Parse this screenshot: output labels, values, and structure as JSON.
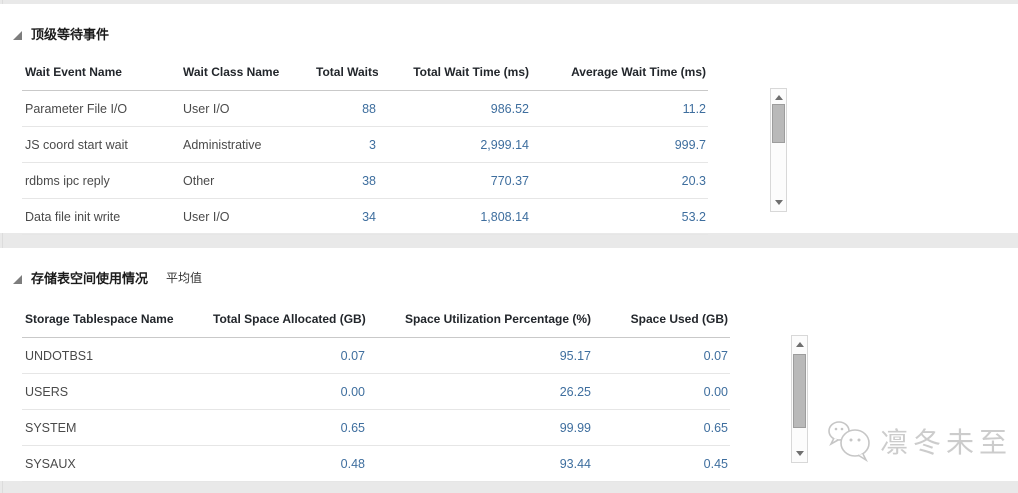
{
  "colors": {
    "page_bg": "#e9e9e9",
    "panel_bg": "#ffffff",
    "value_blue": "#3e6e9e",
    "header_text": "#22262b",
    "body_text": "#4a4a4a"
  },
  "panels": [
    {
      "title": "顶级等待事件",
      "subtitle": "",
      "table": {
        "columns": [
          {
            "label": "Wait Event Name",
            "align": "left",
            "numeric": false
          },
          {
            "label": "Wait Class Name",
            "align": "left",
            "numeric": false
          },
          {
            "label": "Total Waits",
            "align": "right",
            "numeric": true
          },
          {
            "label": "Total Wait Time (ms)",
            "align": "right",
            "numeric": true
          },
          {
            "label": "Average Wait Time (ms)",
            "align": "right",
            "numeric": true
          }
        ],
        "rows": [
          [
            "Parameter File I/O",
            "User I/O",
            "88",
            "986.52",
            "11.2"
          ],
          [
            "JS coord start wait",
            "Administrative",
            "3",
            "2,999.14",
            "999.7"
          ],
          [
            "rdbms ipc reply",
            "Other",
            "38",
            "770.37",
            "20.3"
          ],
          [
            "Data file init write",
            "User I/O",
            "34",
            "1,808.14",
            "53.2"
          ]
        ]
      }
    },
    {
      "title": "存储表空间使用情况",
      "subtitle": "平均值",
      "table": {
        "columns": [
          {
            "label": "Storage Tablespace Name",
            "align": "left",
            "numeric": false
          },
          {
            "label": "Total Space Allocated (GB)",
            "align": "right",
            "numeric": true
          },
          {
            "label": "Space Utilization Percentage (%)",
            "align": "right",
            "numeric": true
          },
          {
            "label": "Space Used (GB)",
            "align": "right",
            "numeric": true
          }
        ],
        "rows": [
          [
            "UNDOTBS1",
            "0.07",
            "95.17",
            "0.07"
          ],
          [
            "USERS",
            "0.00",
            "26.25",
            "0.00"
          ],
          [
            "SYSTEM",
            "0.65",
            "99.99",
            "0.65"
          ],
          [
            "SYSAUX",
            "0.48",
            "93.44",
            "0.45"
          ]
        ]
      }
    }
  ],
  "watermark": {
    "text": "凛冬未至",
    "icon": "wechat-icon"
  }
}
* * * * * * * * *
Written task
Repeat everything in the records precisely. Images are excluded from the copy.

Expected answer
Parse this screenshot: output labels, values, and structure as JSON.
{
  "colors": {
    "page_bg": "#e9e9e9",
    "panel_bg": "#ffffff",
    "value_blue": "#3e6e9e",
    "header_text": "#22262b",
    "body_text": "#4a4a4a"
  },
  "panels": [
    {
      "title": "顶级等待事件",
      "subtitle": "",
      "table": {
        "columns": [
          {
            "label": "Wait Event Name",
            "align": "left",
            "numeric": false
          },
          {
            "label": "Wait Class Name",
            "align": "left",
            "numeric": false
          },
          {
            "label": "Total Waits",
            "align": "right",
            "numeric": true
          },
          {
            "label": "Total Wait Time (ms)",
            "align": "right",
            "numeric": true
          },
          {
            "label": "Average Wait Time (ms)",
            "align": "right",
            "numeric": true
          }
        ],
        "rows": [
          [
            "Parameter File I/O",
            "User I/O",
            "88",
            "986.52",
            "11.2"
          ],
          [
            "JS coord start wait",
            "Administrative",
            "3",
            "2,999.14",
            "999.7"
          ],
          [
            "rdbms ipc reply",
            "Other",
            "38",
            "770.37",
            "20.3"
          ],
          [
            "Data file init write",
            "User I/O",
            "34",
            "1,808.14",
            "53.2"
          ]
        ]
      }
    },
    {
      "title": "存储表空间使用情况",
      "subtitle": "平均值",
      "table": {
        "columns": [
          {
            "label": "Storage Tablespace Name",
            "align": "left",
            "numeric": false
          },
          {
            "label": "Total Space Allocated (GB)",
            "align": "right",
            "numeric": true
          },
          {
            "label": "Space Utilization Percentage (%)",
            "align": "right",
            "numeric": true
          },
          {
            "label": "Space Used (GB)",
            "align": "right",
            "numeric": true
          }
        ],
        "rows": [
          [
            "UNDOTBS1",
            "0.07",
            "95.17",
            "0.07"
          ],
          [
            "USERS",
            "0.00",
            "26.25",
            "0.00"
          ],
          [
            "SYSTEM",
            "0.65",
            "99.99",
            "0.65"
          ],
          [
            "SYSAUX",
            "0.48",
            "93.44",
            "0.45"
          ]
        ]
      }
    }
  ],
  "watermark": {
    "text": "凛冬未至",
    "icon": "wechat-icon"
  }
}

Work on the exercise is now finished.